To be done: Below are records. Count every line containing the word "Druck" and give the number alone.

--- begin Records for this exercise ---

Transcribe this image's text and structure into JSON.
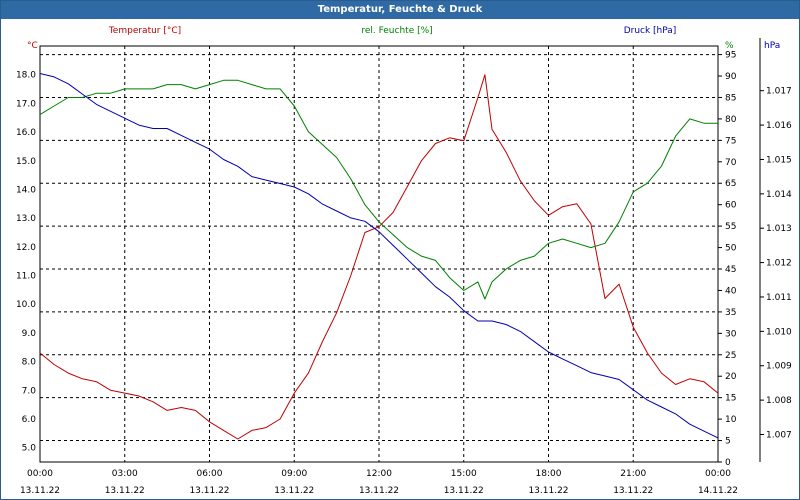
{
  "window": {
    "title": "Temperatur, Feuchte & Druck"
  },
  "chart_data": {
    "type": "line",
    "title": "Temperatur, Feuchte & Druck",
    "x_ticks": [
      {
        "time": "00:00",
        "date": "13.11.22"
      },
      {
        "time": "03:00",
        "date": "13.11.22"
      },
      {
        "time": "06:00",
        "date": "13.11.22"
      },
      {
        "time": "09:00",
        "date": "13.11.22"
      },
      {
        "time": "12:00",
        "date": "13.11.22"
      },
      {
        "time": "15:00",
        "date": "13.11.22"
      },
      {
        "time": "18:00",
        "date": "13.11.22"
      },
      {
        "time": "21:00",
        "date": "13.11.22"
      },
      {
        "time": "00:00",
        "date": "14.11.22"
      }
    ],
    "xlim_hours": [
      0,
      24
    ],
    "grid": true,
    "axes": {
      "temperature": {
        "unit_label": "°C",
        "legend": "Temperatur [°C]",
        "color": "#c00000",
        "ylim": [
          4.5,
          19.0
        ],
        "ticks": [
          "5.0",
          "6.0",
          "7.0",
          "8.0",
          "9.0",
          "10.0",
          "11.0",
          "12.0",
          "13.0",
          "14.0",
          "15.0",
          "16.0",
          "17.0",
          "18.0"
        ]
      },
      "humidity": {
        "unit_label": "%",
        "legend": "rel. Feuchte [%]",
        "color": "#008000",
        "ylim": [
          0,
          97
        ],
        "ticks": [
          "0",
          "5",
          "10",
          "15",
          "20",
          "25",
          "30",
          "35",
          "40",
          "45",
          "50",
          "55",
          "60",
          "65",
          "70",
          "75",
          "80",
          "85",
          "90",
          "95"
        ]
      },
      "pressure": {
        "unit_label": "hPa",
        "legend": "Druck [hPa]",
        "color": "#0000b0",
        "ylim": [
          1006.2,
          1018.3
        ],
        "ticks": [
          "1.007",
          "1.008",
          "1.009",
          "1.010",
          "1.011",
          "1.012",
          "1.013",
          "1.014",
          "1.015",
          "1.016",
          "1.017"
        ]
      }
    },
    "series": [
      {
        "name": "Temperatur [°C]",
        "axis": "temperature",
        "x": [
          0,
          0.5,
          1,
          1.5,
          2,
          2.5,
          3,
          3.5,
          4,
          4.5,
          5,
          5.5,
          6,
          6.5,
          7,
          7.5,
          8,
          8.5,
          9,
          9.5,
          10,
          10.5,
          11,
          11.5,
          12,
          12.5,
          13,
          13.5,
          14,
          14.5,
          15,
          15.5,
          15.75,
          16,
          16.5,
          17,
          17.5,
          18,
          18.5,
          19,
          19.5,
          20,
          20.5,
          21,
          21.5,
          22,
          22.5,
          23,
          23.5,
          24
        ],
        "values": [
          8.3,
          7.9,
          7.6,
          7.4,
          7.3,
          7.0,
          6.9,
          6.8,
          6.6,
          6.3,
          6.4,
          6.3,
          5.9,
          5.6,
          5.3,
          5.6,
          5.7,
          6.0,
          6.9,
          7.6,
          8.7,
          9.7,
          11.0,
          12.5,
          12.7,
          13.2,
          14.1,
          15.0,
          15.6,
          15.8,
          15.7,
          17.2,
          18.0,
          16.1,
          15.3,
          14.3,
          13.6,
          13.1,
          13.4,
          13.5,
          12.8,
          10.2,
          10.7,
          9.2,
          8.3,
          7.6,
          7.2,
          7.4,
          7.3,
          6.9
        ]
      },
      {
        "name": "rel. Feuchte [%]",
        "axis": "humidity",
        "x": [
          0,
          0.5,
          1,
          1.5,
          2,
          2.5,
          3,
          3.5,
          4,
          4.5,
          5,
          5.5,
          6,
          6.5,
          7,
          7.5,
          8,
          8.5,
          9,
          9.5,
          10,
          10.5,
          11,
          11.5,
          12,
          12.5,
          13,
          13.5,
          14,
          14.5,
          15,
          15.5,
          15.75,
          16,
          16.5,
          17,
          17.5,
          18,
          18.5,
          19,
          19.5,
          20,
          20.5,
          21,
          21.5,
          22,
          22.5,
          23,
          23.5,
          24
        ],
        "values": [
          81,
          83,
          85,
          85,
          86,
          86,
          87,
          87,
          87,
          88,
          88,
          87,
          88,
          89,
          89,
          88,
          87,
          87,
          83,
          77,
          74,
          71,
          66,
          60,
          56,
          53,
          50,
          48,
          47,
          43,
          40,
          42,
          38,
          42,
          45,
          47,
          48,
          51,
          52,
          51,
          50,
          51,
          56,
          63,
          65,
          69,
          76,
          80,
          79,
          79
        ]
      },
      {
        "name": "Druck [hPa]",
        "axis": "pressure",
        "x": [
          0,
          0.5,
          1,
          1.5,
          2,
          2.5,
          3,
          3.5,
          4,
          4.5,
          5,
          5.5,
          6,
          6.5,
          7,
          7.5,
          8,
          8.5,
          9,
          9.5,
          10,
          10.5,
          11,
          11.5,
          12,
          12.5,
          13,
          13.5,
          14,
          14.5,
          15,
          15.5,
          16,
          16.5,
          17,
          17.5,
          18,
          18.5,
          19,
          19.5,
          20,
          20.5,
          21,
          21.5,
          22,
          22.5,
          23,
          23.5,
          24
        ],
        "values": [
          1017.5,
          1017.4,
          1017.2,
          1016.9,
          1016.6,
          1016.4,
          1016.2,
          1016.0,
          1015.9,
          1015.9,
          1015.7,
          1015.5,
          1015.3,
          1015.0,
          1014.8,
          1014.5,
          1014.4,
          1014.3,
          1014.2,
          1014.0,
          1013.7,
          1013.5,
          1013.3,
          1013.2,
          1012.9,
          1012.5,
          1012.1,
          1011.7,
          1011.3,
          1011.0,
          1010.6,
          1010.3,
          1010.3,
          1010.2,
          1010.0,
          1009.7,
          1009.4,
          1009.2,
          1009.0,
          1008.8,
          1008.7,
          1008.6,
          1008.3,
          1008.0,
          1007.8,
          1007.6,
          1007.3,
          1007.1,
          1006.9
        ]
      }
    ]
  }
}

--- end Records for this exercise ---
--- begin Records for this exercise ---

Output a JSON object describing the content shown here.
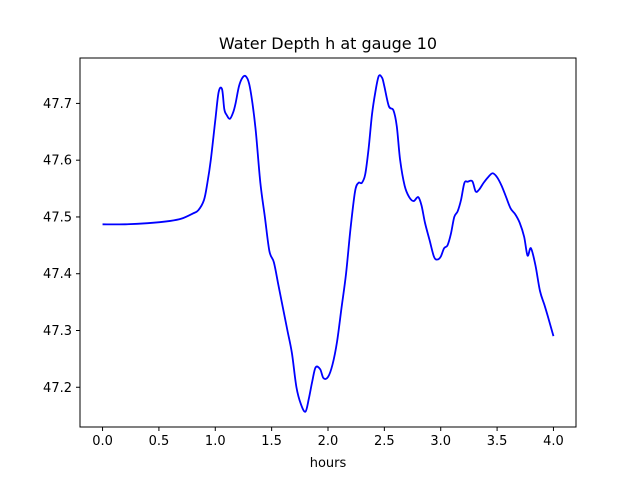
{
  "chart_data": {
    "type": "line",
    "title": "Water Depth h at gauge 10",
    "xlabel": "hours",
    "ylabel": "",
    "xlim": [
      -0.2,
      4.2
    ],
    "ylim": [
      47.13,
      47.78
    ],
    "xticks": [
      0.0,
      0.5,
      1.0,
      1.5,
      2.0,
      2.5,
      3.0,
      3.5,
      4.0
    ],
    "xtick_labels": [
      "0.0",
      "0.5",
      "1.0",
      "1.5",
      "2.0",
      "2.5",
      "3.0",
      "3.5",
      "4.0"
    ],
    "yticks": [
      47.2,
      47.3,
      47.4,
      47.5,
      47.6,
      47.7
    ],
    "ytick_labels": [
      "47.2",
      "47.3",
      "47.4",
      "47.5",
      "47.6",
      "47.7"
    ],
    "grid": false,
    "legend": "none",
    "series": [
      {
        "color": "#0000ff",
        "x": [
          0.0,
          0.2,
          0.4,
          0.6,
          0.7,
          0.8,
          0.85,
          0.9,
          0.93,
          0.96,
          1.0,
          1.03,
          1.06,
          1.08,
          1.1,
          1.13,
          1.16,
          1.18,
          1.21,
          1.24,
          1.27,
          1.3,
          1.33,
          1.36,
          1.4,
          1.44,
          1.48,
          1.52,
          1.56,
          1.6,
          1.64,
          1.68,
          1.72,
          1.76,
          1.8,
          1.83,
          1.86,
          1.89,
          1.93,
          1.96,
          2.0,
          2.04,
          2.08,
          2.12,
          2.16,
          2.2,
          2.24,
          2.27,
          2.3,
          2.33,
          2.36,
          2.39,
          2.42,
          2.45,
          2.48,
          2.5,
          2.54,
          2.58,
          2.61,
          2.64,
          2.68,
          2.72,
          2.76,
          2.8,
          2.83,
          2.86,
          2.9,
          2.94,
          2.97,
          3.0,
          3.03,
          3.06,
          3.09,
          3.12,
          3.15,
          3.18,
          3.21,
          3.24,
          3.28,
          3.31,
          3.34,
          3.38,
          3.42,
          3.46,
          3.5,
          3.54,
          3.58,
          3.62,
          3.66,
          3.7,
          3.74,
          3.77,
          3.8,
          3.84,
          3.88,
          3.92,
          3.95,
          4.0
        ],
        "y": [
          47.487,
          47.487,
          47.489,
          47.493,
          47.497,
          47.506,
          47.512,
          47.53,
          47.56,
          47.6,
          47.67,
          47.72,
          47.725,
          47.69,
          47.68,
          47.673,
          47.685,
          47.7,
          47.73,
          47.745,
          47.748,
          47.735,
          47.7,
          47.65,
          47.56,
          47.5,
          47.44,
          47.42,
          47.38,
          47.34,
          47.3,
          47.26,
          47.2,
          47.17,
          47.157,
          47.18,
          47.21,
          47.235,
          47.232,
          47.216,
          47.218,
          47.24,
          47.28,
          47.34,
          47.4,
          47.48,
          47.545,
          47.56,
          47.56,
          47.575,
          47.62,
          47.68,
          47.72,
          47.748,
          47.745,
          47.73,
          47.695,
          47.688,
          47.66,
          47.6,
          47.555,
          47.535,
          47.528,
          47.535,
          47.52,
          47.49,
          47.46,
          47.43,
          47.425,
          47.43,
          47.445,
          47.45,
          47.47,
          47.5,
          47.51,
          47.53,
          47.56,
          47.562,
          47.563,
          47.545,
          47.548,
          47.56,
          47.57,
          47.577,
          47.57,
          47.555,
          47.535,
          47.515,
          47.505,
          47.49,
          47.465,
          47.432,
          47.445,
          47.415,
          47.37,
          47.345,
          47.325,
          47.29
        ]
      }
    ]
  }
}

--- end Records for this exercise ---
--- begin Records for this exercise ---

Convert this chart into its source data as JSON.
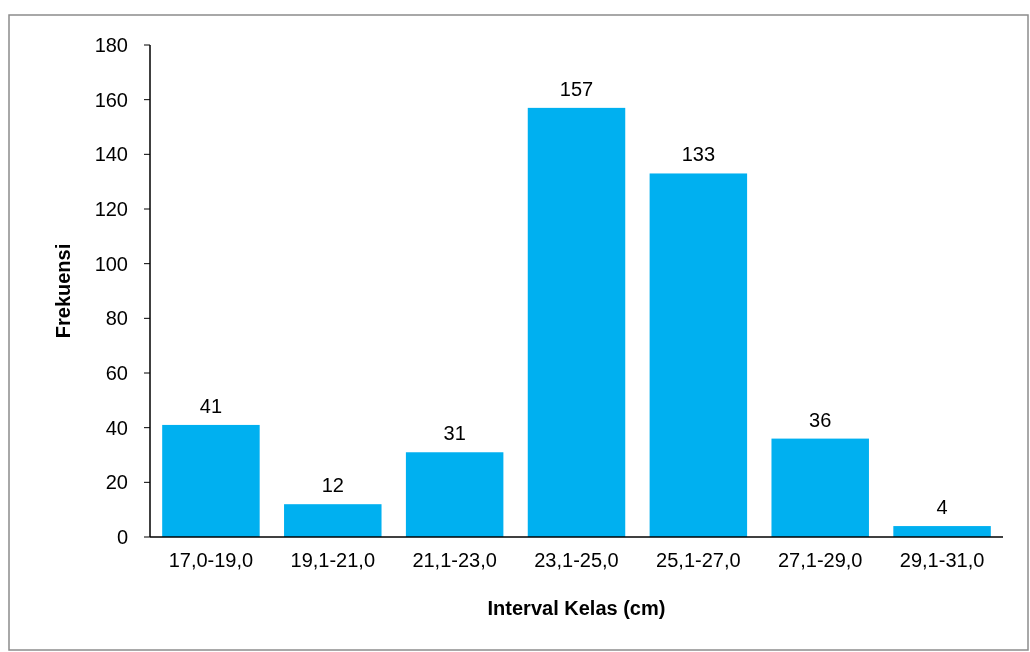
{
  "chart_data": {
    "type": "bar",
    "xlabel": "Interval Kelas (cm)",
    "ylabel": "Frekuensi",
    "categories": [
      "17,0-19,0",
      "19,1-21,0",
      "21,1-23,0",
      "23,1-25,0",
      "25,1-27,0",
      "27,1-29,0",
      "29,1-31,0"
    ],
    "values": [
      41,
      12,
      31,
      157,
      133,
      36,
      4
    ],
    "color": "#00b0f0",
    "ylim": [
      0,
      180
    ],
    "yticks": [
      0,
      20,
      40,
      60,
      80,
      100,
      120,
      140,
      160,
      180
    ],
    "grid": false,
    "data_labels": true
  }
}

--- end Records for this exercise ---

Full output: 4